(Data extracted from a collection)
########################################

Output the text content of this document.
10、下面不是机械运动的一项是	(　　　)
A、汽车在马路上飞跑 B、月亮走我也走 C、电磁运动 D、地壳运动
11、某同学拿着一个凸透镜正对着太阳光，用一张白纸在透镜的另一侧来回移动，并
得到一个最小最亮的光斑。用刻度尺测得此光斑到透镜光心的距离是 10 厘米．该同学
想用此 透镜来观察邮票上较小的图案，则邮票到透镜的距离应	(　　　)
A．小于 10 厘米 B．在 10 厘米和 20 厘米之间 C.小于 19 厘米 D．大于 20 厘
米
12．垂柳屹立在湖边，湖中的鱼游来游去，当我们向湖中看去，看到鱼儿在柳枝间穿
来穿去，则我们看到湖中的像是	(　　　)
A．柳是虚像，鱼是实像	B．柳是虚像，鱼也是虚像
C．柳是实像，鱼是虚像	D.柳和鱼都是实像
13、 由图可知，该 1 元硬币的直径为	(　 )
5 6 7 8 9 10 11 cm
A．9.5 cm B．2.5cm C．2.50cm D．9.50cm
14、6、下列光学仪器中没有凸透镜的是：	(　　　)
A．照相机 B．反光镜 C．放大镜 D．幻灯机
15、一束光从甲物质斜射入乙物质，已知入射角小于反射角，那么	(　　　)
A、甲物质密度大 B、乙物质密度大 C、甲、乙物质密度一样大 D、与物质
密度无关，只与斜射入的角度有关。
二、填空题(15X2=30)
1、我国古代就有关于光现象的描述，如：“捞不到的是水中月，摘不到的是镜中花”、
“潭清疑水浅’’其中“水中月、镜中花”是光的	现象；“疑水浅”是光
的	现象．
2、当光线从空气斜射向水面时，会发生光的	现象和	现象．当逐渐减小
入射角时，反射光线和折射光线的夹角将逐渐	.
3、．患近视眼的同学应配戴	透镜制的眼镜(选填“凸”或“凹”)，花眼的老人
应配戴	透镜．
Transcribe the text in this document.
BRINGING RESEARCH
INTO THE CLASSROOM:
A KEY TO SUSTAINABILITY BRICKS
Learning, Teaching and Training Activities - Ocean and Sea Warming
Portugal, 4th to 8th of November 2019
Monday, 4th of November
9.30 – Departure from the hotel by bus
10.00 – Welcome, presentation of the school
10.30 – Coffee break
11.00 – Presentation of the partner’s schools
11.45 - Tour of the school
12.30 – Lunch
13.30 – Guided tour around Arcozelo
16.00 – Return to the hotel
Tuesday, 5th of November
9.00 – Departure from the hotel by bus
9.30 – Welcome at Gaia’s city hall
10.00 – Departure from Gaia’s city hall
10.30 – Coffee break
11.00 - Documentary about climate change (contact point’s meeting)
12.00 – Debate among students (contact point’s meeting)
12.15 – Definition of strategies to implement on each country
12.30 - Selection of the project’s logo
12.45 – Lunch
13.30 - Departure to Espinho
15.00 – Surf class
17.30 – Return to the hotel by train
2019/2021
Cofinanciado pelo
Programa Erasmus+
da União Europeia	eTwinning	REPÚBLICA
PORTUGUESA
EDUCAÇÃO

########################################

● TASK STATEMENT
Write out the lines above from the one containing "Transcribe the text in this document." through the last, exactly as they are.

● THE COMPLETED TASK
Transcribe the text in this document.
BRINGING RESEARCH
INTO THE CLASSROOM:
A KEY TO SUSTAINABILITY BRICKS
Learning, Teaching and Training Activities - Ocean and Sea Warming
Portugal, 4th to 8th of November 2019
Monday, 4th of November
9.30 – Departure from the hotel by bus
10.00 – Welcome, presentation of the school
10.30 – Coffee break
11.00 – Presentation of the partner’s schools
11.45 - Tour of the school
12.30 – Lunch
13.30 – Guided tour around Arcozelo
16.00 – Return to the hotel
Tuesday, 5th of November
9.00 – Departure from the hotel by bus
9.30 – Welcome at Gaia’s city hall
10.00 – Departure from Gaia’s city hall
10.30 – Coffee break
11.00 - Documentary about climate change (contact point’s meeting)
12.00 – Debate among students (contact point’s meeting)
12.15 – Definition of strategies to implement on each country
12.30 - Selection of the project’s logo
12.45 – Lunch
13.30 - Departure to Espinho
15.00 – Surf class
17.30 – Return to the hotel by train
2019/2021
Cofinanciado pelo
Programa Erasmus+
da União Europeia	eTwinning	REPÚBLICA
PORTUGUESA
EDUCAÇÃO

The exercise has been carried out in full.